[PROBLEM TO SOLVE] Your answer should be every line with the word "AKTIEN", copied from the data below.

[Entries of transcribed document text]
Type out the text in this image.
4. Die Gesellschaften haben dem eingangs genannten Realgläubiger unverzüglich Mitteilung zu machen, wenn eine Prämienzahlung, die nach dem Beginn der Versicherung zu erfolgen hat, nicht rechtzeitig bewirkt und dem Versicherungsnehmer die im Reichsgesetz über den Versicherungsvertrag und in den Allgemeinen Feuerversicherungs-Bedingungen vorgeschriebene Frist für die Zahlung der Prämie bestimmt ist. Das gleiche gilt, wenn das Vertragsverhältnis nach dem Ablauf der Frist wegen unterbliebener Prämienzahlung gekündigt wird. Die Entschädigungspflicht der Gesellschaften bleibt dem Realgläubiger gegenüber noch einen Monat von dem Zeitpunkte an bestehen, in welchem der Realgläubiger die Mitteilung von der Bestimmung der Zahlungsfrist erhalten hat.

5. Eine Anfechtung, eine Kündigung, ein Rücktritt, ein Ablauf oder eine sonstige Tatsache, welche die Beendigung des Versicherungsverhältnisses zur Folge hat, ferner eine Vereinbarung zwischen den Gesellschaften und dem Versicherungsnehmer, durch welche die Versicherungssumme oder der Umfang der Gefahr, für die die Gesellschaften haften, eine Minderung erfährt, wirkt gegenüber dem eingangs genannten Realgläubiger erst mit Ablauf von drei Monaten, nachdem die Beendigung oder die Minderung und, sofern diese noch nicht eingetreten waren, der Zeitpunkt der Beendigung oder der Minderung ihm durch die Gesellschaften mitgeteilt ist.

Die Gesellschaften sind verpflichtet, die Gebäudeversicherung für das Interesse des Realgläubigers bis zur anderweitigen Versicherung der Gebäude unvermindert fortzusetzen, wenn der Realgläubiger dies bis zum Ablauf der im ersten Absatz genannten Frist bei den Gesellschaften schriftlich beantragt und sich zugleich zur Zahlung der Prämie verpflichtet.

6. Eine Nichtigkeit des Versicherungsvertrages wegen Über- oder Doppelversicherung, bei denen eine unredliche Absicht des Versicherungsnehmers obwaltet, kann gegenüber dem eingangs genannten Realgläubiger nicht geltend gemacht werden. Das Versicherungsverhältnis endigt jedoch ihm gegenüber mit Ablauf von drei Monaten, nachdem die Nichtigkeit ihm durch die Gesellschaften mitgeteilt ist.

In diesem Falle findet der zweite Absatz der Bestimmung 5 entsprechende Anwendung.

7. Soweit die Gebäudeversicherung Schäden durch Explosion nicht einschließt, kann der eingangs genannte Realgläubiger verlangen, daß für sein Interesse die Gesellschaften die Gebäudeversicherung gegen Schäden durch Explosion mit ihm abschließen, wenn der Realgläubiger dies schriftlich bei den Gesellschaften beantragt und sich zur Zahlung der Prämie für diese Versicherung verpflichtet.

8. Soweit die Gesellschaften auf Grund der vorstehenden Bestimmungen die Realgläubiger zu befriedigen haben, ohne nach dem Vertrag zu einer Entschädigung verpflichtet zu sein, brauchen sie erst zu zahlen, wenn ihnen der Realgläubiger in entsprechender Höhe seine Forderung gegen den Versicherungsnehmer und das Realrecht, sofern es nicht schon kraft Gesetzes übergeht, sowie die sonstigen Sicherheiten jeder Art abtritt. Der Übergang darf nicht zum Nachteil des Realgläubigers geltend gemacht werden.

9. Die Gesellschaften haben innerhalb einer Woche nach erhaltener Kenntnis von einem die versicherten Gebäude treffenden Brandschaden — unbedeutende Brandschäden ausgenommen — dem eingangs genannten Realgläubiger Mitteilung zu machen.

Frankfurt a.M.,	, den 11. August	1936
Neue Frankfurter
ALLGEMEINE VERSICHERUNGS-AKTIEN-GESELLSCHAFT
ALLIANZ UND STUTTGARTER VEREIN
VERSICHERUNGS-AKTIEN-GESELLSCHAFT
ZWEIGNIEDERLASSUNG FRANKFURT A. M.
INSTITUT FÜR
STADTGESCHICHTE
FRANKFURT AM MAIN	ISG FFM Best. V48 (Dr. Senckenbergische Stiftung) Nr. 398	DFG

[EXERCISE SOLUTION]
ALLGEMEINE VERSICHERUNGS-AKTIEN-GESELLSCHAFT
VERSICHERUNGS-AKTIEN-GESELLSCHAFT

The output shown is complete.